Read the lines below. Copy out any that hold the string "American".
=-=-=-=-=
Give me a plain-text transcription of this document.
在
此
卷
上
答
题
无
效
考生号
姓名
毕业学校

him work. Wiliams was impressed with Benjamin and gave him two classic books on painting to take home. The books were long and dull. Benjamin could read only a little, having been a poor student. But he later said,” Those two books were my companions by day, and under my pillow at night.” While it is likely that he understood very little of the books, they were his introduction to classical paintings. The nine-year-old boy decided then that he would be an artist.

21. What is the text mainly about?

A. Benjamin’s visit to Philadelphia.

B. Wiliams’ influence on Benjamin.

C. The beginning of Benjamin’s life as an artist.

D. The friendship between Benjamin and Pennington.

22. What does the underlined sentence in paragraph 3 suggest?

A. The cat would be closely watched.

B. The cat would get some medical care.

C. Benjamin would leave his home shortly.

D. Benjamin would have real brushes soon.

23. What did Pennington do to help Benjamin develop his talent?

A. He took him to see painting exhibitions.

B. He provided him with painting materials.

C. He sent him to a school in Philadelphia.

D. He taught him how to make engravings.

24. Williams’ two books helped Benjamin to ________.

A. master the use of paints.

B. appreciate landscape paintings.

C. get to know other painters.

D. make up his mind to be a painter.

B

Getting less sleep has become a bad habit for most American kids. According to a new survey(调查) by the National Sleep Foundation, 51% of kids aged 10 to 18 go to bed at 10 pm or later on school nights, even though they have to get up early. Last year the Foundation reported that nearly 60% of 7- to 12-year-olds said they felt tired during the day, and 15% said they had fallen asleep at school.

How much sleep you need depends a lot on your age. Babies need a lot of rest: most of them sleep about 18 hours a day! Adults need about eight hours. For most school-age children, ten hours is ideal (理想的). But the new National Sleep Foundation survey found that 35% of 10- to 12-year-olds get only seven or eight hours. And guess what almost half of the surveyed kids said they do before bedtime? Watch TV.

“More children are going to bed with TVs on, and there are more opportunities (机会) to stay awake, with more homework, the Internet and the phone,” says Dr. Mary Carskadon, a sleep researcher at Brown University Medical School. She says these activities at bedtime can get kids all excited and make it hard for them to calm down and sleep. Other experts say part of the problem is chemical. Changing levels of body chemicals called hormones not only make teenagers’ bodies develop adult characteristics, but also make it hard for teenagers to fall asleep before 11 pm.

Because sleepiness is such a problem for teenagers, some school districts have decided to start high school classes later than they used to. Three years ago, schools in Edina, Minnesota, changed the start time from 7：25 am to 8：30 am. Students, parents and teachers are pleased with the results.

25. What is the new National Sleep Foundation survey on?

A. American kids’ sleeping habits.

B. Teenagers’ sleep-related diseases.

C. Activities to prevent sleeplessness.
=-=-=-=-=
## Completed exercise
Getting less sleep has become a bad habit for most American kids. According to a new survey(调查) by the National Sleep Foundation, 51% of kids aged 10 to 18 go to bed at 10 pm or later on school nights, even though they have to get up early. Last year the Foundation reported that nearly 60% of 7- to 12-year-olds said they felt tired during the day, and 15% said they had fallen asleep at school.
A. American kids’ sleeping habits.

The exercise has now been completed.